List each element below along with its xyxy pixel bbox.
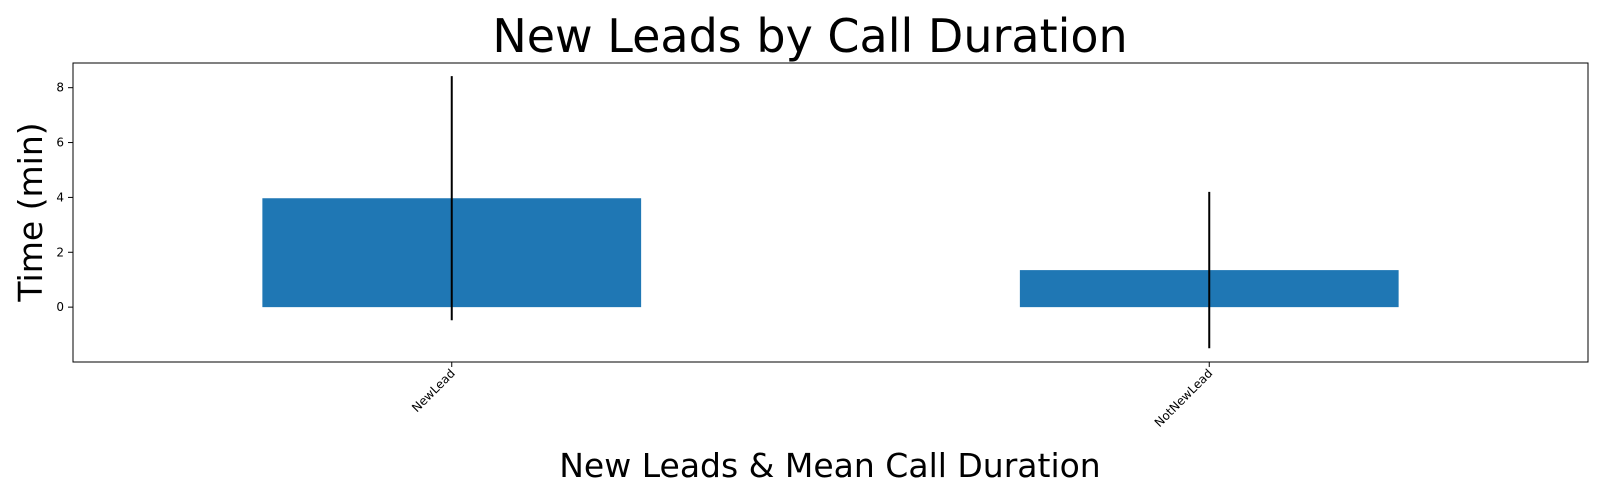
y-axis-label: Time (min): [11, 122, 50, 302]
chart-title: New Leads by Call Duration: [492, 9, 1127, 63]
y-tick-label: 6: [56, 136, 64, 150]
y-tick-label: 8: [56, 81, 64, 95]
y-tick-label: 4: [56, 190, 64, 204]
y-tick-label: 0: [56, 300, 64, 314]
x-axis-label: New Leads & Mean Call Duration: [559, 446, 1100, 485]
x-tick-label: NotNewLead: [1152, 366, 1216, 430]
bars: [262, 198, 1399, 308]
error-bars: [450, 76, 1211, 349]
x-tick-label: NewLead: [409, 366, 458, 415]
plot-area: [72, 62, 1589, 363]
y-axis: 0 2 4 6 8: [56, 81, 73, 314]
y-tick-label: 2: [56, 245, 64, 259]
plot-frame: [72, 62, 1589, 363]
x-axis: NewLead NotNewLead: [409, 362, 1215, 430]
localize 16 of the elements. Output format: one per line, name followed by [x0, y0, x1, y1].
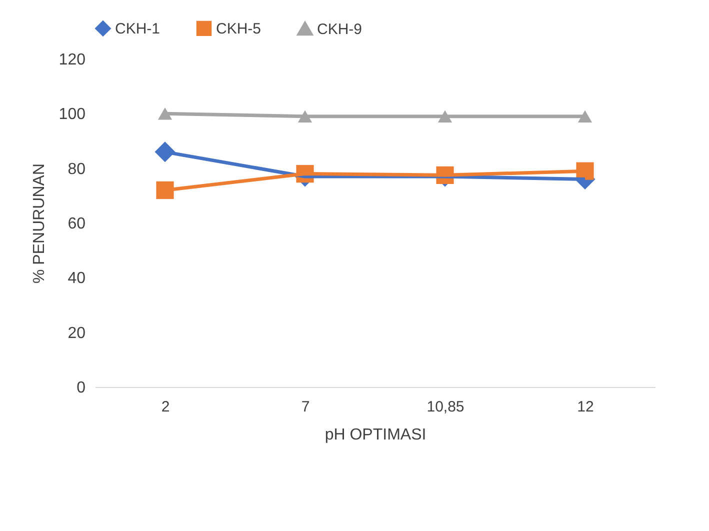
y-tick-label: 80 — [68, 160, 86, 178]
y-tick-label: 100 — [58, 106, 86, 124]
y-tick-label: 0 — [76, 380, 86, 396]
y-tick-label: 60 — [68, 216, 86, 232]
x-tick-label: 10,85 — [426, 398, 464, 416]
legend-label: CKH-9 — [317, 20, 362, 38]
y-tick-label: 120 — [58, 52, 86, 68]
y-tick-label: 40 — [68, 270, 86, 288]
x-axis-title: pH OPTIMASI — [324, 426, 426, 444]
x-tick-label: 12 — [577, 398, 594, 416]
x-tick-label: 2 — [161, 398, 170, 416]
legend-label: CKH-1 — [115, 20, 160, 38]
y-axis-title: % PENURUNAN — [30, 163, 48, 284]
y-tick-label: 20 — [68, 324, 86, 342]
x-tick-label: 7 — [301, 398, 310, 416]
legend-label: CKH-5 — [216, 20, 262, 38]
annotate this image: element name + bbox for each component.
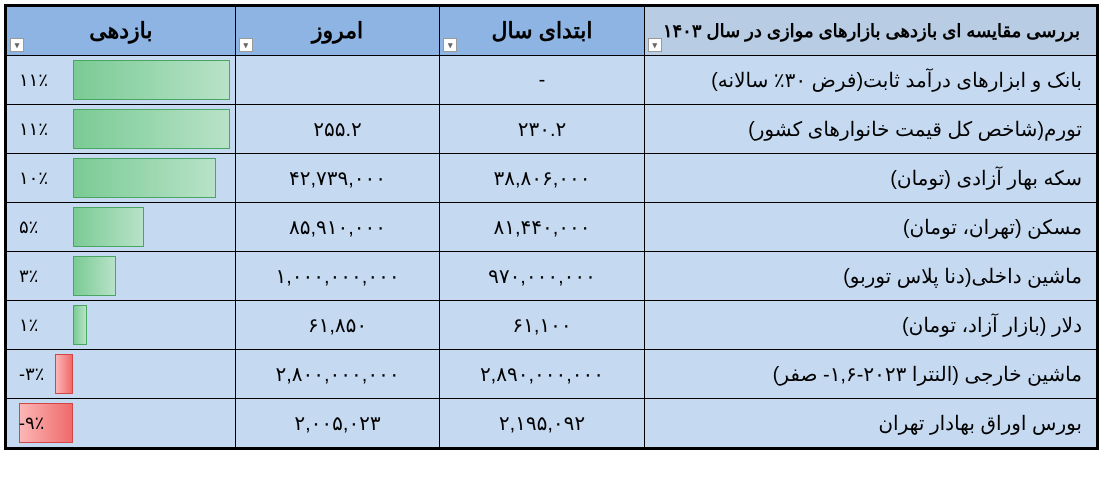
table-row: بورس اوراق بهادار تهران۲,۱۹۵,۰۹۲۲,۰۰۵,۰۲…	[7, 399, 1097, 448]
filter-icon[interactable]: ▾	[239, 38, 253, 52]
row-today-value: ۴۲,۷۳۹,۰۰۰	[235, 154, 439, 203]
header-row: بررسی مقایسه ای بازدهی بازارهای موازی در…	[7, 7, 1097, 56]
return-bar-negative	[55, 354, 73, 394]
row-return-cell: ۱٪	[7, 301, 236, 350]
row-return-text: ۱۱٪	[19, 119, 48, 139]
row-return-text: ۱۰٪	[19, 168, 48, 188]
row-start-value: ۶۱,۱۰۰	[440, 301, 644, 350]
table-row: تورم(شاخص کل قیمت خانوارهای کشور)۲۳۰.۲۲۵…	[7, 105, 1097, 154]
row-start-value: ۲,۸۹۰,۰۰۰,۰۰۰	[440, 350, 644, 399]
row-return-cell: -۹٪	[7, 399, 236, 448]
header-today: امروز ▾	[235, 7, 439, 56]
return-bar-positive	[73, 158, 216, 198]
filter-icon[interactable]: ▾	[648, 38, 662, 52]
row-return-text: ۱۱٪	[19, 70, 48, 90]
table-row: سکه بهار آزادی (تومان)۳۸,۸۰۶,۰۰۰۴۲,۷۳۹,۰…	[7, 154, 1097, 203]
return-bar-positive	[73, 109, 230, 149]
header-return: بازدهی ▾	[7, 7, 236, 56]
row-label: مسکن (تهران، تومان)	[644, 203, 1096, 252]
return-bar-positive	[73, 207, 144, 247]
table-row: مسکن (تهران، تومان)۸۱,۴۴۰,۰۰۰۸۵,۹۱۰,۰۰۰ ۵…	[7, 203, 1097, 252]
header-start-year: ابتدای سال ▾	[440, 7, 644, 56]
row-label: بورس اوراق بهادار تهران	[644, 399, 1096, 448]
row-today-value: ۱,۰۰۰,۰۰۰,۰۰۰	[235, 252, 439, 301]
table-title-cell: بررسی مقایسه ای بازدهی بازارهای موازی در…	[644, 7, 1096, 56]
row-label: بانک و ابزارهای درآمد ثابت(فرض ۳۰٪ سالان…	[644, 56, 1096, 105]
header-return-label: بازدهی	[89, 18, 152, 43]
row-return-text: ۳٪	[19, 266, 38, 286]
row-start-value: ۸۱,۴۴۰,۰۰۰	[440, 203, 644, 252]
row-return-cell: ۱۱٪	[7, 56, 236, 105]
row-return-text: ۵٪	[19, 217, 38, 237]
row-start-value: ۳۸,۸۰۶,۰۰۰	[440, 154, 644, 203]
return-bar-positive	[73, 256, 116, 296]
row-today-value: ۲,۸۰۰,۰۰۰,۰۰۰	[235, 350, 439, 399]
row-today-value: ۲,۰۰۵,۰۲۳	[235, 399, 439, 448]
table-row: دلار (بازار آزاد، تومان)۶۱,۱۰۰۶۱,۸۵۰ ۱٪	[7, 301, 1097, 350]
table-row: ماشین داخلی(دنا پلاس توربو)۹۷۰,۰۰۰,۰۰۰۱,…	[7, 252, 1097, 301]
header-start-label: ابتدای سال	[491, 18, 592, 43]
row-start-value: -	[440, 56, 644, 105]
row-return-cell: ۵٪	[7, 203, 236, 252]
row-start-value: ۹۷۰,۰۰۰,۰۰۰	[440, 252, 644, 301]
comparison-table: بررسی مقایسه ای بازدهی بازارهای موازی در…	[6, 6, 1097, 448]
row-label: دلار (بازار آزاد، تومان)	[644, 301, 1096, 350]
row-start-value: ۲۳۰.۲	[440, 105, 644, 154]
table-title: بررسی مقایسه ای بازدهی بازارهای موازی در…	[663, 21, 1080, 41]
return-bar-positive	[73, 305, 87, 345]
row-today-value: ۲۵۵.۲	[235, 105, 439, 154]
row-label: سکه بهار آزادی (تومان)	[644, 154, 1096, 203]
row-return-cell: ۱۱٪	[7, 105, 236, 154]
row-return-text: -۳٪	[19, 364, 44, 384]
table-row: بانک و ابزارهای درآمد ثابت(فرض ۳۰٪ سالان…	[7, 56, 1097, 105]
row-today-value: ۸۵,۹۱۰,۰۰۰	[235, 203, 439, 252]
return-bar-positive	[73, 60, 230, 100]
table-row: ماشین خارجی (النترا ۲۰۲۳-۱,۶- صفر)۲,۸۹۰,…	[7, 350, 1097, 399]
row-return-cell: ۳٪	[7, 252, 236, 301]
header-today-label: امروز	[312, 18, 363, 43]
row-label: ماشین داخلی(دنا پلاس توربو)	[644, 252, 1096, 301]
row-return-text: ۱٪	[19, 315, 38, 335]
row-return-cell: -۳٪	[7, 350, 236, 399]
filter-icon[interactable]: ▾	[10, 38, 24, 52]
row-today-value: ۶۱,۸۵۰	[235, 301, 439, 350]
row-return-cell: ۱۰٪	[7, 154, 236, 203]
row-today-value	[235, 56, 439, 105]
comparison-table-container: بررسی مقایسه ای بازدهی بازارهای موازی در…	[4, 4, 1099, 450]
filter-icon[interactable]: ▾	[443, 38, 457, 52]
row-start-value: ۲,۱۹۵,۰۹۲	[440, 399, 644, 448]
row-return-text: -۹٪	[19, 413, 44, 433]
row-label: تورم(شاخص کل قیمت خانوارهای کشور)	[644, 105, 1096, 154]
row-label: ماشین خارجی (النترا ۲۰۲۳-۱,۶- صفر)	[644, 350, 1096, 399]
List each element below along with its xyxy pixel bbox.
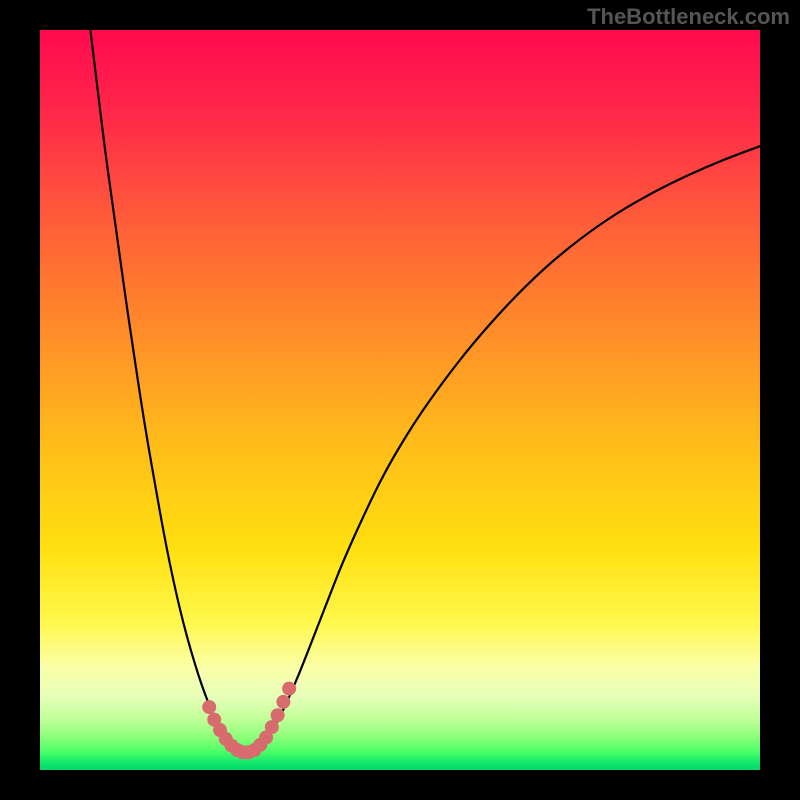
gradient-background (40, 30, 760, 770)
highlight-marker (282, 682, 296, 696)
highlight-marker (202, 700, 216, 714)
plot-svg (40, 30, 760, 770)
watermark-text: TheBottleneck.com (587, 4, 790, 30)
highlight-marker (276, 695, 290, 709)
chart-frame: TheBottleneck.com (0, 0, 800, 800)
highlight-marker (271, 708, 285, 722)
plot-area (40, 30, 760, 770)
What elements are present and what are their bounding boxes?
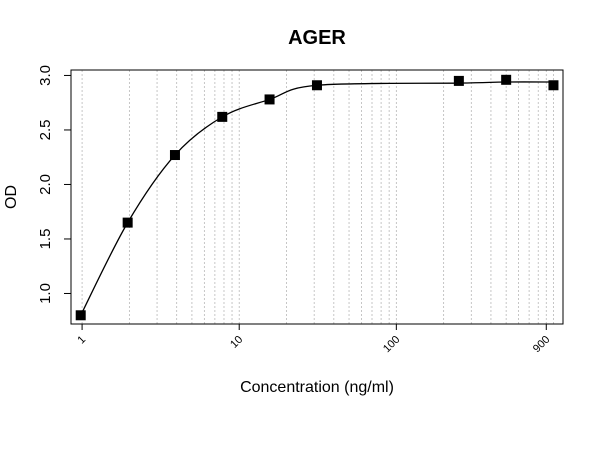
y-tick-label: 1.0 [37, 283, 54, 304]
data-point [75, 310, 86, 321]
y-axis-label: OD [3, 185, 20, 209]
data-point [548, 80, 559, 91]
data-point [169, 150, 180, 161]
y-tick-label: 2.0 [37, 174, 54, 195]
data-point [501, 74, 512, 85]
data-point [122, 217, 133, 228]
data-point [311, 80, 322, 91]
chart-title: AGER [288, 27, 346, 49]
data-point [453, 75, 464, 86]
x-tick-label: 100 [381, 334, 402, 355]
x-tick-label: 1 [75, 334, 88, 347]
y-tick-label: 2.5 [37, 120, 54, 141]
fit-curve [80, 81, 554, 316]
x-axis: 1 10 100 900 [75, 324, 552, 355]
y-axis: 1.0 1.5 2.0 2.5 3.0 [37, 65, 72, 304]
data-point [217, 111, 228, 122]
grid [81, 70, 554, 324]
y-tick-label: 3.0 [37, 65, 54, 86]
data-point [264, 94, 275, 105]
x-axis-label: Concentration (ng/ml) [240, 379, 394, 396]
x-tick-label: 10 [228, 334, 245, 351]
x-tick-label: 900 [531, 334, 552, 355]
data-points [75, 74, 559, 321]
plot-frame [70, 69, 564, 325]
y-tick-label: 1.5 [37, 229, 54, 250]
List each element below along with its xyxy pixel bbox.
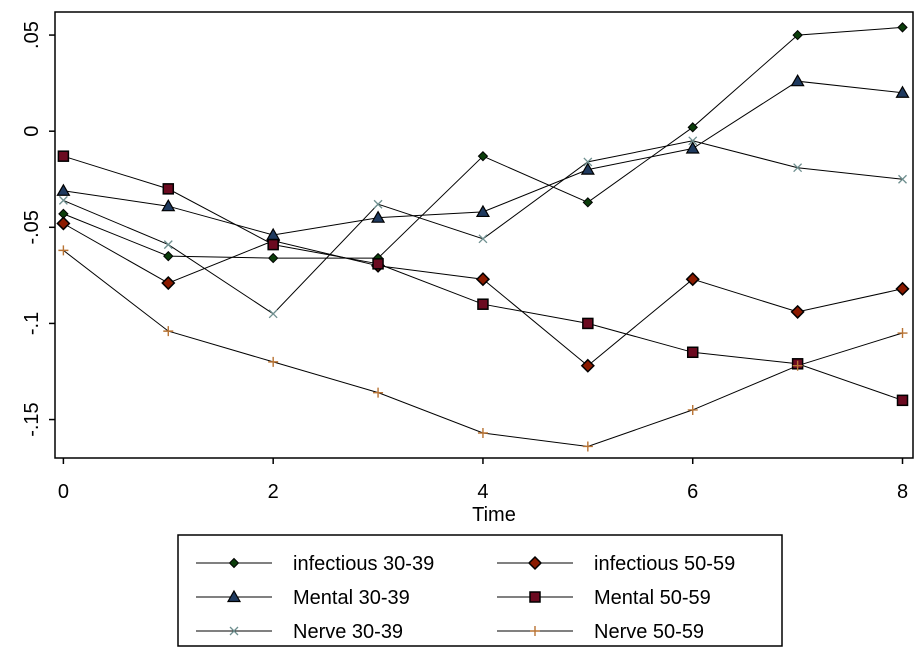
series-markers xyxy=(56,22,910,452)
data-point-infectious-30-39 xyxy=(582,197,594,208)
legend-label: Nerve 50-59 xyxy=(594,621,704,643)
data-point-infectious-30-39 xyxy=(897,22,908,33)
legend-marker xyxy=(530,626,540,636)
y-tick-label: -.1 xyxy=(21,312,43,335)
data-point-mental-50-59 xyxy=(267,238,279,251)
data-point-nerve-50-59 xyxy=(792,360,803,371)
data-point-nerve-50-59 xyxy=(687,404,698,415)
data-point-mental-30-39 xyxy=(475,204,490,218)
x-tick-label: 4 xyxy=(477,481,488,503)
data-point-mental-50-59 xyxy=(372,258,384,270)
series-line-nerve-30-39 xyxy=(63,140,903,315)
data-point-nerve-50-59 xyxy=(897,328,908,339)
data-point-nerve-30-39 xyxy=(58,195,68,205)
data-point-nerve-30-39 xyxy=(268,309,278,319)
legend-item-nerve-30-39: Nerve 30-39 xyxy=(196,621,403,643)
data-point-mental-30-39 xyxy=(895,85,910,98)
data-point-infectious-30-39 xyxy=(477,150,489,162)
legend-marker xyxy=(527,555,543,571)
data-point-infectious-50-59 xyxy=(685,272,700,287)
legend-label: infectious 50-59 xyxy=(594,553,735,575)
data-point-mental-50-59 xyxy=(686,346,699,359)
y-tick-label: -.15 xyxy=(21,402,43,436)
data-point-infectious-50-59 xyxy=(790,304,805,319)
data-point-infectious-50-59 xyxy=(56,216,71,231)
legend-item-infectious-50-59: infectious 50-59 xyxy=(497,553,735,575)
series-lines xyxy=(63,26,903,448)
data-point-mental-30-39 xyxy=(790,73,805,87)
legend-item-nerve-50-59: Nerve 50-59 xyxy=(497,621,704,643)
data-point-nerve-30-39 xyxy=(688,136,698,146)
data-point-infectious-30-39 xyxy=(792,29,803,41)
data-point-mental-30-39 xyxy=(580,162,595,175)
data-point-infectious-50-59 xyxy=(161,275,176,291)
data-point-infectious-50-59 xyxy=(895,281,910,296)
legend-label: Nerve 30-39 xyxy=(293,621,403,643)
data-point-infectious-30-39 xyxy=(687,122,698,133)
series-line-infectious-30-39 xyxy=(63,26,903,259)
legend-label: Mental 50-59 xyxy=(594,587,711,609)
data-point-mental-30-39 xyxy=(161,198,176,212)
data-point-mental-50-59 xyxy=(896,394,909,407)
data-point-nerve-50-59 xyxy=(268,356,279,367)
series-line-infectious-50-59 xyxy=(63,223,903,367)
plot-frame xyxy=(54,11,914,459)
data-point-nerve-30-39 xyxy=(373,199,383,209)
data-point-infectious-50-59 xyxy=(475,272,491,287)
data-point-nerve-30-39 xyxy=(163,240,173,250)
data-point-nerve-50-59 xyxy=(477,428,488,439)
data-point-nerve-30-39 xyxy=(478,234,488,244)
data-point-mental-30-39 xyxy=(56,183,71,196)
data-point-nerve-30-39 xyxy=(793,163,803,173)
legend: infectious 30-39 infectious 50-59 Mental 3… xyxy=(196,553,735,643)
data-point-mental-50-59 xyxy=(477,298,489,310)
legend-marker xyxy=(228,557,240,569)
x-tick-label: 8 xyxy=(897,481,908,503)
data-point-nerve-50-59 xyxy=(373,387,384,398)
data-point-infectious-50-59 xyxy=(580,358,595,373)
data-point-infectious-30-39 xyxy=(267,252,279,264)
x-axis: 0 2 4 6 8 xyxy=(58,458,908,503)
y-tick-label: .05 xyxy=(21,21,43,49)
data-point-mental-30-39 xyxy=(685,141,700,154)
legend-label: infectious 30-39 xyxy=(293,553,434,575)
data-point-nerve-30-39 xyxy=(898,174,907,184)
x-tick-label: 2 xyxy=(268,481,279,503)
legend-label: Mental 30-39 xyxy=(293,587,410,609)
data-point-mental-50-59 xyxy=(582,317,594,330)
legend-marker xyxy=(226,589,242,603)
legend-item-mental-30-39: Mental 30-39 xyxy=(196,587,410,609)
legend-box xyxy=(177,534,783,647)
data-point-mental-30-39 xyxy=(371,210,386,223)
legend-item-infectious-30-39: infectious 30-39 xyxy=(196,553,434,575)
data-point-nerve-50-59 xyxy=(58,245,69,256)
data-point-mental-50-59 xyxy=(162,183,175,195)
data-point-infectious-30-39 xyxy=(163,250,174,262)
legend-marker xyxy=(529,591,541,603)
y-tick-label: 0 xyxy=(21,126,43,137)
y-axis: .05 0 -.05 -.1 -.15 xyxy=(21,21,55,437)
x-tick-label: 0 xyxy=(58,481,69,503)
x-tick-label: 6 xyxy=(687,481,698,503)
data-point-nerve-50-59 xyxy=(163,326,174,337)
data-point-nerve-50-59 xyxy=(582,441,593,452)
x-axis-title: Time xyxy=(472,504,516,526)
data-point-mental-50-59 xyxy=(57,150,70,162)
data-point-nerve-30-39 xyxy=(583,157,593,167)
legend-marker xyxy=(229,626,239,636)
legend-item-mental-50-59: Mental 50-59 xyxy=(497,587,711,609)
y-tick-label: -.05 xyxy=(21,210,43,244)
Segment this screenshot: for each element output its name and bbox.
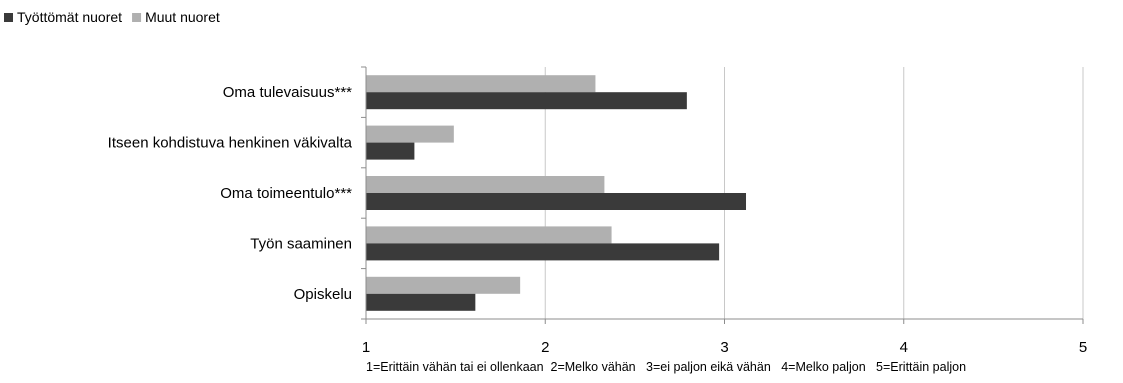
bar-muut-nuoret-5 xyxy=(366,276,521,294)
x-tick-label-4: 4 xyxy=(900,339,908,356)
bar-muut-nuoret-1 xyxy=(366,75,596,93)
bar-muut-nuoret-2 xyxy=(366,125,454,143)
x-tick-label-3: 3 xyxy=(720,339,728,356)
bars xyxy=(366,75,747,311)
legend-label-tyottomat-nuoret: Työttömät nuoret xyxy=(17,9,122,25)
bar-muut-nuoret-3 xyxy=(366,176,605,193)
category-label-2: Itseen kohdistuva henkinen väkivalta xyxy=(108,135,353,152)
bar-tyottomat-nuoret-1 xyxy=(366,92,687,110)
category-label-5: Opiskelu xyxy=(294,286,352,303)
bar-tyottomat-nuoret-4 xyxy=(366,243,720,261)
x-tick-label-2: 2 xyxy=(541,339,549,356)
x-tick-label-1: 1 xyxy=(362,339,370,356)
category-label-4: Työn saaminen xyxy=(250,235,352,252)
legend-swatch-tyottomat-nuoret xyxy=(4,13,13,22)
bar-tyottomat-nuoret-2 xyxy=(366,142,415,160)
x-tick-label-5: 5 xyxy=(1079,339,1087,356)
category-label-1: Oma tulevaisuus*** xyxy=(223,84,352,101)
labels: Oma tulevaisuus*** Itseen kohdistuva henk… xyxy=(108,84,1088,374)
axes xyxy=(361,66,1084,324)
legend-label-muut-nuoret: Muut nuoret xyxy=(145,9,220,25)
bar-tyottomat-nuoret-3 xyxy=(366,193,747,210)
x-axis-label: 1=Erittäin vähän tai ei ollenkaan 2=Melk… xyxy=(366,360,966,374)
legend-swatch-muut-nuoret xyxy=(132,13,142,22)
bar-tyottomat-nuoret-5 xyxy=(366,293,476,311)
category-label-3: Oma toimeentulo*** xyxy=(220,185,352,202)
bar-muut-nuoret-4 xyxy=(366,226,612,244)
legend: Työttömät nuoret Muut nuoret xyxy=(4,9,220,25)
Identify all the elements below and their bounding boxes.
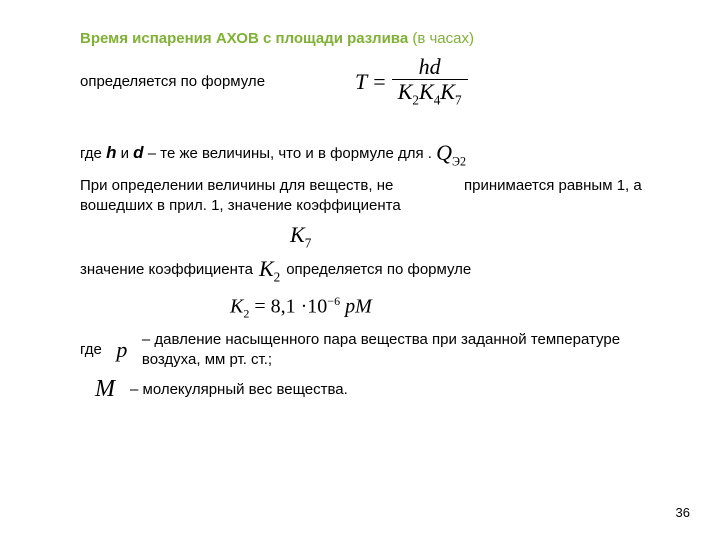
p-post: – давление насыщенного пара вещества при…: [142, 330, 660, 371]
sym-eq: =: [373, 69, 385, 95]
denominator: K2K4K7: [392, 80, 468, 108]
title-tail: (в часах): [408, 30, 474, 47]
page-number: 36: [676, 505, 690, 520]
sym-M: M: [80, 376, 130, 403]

**Instruction:** Copy the entries from the line with "y-axis-label: Time (min): [11, 122, 50, 302]" up to and including the line with "localize 16 of", changing "error-bars" to "whiskers" and leaving everything else the same.

**Worked answer:**
y-axis-label: Time (min): [11, 122, 50, 302]
chart-title: New Leads by Call Duration: [492, 9, 1127, 63]
y-tick-label: 6: [56, 136, 64, 150]
y-tick-label: 8: [56, 81, 64, 95]
y-tick-label: 4: [56, 190, 64, 204]
y-tick-label: 0: [56, 300, 64, 314]
x-axis-label: New Leads & Mean Call Duration: [559, 446, 1100, 485]
x-tick-label: NotNewLead: [1152, 366, 1216, 430]
bars: [262, 198, 1399, 308]
whiskers: [450, 76, 1211, 349]
x-tick-label: NewLead: [409, 366, 458, 415]
plot-area: [72, 62, 1589, 363]
y-axis: 0 2 4 6 8: [56, 81, 73, 314]
y-tick-label: 2: [56, 245, 64, 259]
plot-frame: [72, 62, 1589, 363]
x-axis: NewLead NotNewLead: [409, 362, 1215, 430]
localize 16 of the elements. Output format: one per line, name followed by [x0, y0, x1, y1].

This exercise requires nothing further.